#### Exercise instructions
Which lines include the word "Herts"? Copy each of them.
== Dataset entries
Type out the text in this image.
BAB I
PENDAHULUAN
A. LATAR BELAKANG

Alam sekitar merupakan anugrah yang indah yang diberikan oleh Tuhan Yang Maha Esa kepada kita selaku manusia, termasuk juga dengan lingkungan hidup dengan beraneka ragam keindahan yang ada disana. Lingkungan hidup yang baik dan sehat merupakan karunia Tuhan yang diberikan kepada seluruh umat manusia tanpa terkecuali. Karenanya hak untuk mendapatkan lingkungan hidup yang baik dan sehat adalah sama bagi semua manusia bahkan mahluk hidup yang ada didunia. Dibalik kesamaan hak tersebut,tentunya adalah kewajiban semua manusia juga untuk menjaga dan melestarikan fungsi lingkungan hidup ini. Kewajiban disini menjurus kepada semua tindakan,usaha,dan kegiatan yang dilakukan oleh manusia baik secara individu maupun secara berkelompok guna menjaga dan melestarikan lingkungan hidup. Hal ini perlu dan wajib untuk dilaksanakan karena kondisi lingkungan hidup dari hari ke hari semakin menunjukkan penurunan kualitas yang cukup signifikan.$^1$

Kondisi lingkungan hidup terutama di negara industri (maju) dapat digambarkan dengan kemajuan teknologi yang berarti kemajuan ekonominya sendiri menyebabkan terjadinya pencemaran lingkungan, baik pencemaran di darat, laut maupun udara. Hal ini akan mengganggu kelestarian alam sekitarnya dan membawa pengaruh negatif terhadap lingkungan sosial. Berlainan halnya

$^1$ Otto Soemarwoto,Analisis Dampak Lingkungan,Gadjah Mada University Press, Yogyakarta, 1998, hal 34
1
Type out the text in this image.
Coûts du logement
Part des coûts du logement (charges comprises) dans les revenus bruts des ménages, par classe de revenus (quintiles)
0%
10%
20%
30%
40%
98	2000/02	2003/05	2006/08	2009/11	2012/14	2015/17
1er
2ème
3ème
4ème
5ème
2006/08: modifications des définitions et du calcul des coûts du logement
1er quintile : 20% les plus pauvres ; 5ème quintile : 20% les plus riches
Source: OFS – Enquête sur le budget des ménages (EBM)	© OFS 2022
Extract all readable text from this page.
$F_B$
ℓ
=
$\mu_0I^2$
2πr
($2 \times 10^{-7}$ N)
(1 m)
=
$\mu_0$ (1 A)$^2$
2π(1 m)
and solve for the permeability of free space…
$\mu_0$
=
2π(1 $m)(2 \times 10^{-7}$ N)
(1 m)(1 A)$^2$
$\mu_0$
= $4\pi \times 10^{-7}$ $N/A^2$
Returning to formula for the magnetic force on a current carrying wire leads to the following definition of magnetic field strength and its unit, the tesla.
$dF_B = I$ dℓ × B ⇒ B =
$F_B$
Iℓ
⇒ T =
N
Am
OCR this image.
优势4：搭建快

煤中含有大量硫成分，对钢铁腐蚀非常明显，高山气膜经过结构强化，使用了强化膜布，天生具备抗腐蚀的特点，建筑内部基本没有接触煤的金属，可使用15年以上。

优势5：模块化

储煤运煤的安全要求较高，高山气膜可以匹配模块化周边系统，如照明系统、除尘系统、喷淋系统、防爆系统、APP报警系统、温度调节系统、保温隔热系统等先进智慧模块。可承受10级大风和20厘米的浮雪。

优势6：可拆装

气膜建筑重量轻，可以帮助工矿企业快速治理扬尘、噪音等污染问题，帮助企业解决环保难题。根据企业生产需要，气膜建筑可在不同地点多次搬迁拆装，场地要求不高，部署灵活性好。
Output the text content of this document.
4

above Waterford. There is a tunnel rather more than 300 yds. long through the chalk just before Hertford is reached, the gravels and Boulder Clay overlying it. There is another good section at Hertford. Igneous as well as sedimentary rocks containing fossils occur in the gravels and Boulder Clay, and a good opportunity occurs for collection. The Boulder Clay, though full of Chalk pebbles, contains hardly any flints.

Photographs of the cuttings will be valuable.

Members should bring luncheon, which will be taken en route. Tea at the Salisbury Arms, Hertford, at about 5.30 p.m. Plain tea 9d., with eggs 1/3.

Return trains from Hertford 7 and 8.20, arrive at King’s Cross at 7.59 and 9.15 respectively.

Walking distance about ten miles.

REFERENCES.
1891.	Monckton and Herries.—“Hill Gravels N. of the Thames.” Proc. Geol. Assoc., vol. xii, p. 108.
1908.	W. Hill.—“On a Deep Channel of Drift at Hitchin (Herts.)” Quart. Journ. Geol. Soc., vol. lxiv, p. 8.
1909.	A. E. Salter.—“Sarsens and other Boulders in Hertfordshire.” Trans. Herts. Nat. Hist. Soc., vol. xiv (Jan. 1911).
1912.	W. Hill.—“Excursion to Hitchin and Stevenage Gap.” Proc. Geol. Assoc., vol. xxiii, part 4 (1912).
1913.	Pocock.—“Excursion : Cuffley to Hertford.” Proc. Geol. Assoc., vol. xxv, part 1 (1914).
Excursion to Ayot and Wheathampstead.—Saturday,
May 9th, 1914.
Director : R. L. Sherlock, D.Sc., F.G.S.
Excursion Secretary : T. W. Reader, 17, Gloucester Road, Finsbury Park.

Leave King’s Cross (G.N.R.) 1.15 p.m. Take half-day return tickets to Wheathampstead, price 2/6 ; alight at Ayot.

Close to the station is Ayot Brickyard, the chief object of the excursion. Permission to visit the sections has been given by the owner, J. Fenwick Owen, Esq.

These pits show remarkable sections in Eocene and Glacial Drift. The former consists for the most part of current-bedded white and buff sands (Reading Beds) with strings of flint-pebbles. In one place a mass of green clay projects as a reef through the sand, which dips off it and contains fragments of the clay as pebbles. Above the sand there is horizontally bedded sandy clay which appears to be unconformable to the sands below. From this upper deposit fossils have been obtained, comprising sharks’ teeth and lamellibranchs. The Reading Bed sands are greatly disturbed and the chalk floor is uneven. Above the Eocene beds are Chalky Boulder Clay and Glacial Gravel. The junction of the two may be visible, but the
====
#### Solution
1908.	W. Hill.—“On a Deep Channel of Drift at Hitchin (Herts.)” Quart. Journ. Geol. Soc., vol. lxiv, p. 8.
1909.	A. E. Salter.—“Sarsens and other Boulders in Hertfordshire.” Trans. Herts. Nat. Hist. Soc., vol. xiv (Jan. 1911).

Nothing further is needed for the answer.